**WHAT YOU SHOULD DO:** Send each entry back exactly as given, pictures excluded.

**EXCERPTED RECORDS:**
Start

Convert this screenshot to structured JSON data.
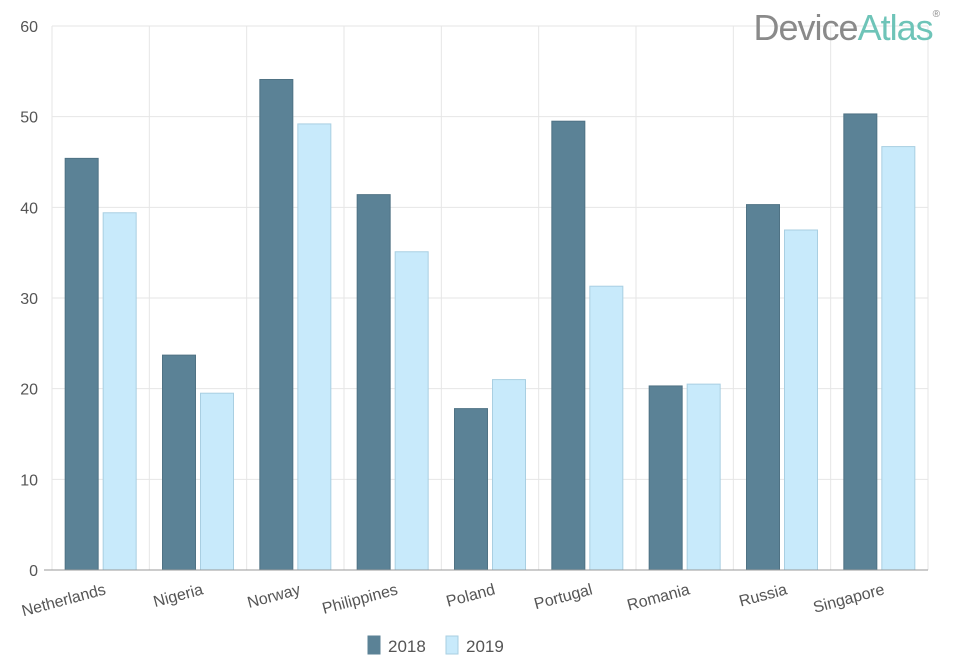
{
  "logo": {
    "part1": "Device",
    "part2": "Atlas",
    "mark": "®",
    "colors": {
      "part1": "#8a8a8a",
      "part2": "#6ec4b8"
    }
  },
  "chart_data": {
    "type": "bar",
    "categories": [
      "Netherlands",
      "Nigeria",
      "Norway",
      "Philippines",
      "Poland",
      "Portugal",
      "Romania",
      "Russia",
      "Singapore"
    ],
    "series": [
      {
        "name": "2018",
        "color": "#5b8296",
        "values": [
          45.4,
          23.7,
          54.1,
          41.4,
          17.8,
          49.5,
          20.3,
          40.3,
          50.3
        ]
      },
      {
        "name": "2019",
        "color": "#c8eafb",
        "values": [
          39.4,
          19.5,
          49.2,
          35.1,
          21.0,
          31.3,
          20.5,
          37.5,
          46.7
        ]
      }
    ],
    "ylim": [
      0,
      60
    ],
    "yticks": [
      0,
      10,
      20,
      30,
      40,
      50,
      60
    ],
    "grid": true,
    "legend_position": "bottom-center"
  }
}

End

**SOLUTION TO THIS TASK:**
Convert this screenshot to structured JSON data.
{
  "logo": {
    "part1": "Device",
    "part2": "Atlas",
    "mark": "®",
    "colors": {
      "part1": "#8a8a8a",
      "part2": "#6ec4b8"
    }
  },
  "chart_data": {
    "type": "bar",
    "categories": [
      "Netherlands",
      "Nigeria",
      "Norway",
      "Philippines",
      "Poland",
      "Portugal",
      "Romania",
      "Russia",
      "Singapore"
    ],
    "series": [
      {
        "name": "2018",
        "color": "#5b8296",
        "values": [
          45.4,
          23.7,
          54.1,
          41.4,
          17.8,
          49.5,
          20.3,
          40.3,
          50.3
        ]
      },
      {
        "name": "2019",
        "color": "#c8eafb",
        "values": [
          39.4,
          19.5,
          49.2,
          35.1,
          21.0,
          31.3,
          20.5,
          37.5,
          46.7
        ]
      }
    ],
    "ylim": [
      0,
      60
    ],
    "yticks": [
      0,
      10,
      20,
      30,
      40,
      50,
      60
    ],
    "grid": true,
    "legend_position": "bottom-center"
  }
}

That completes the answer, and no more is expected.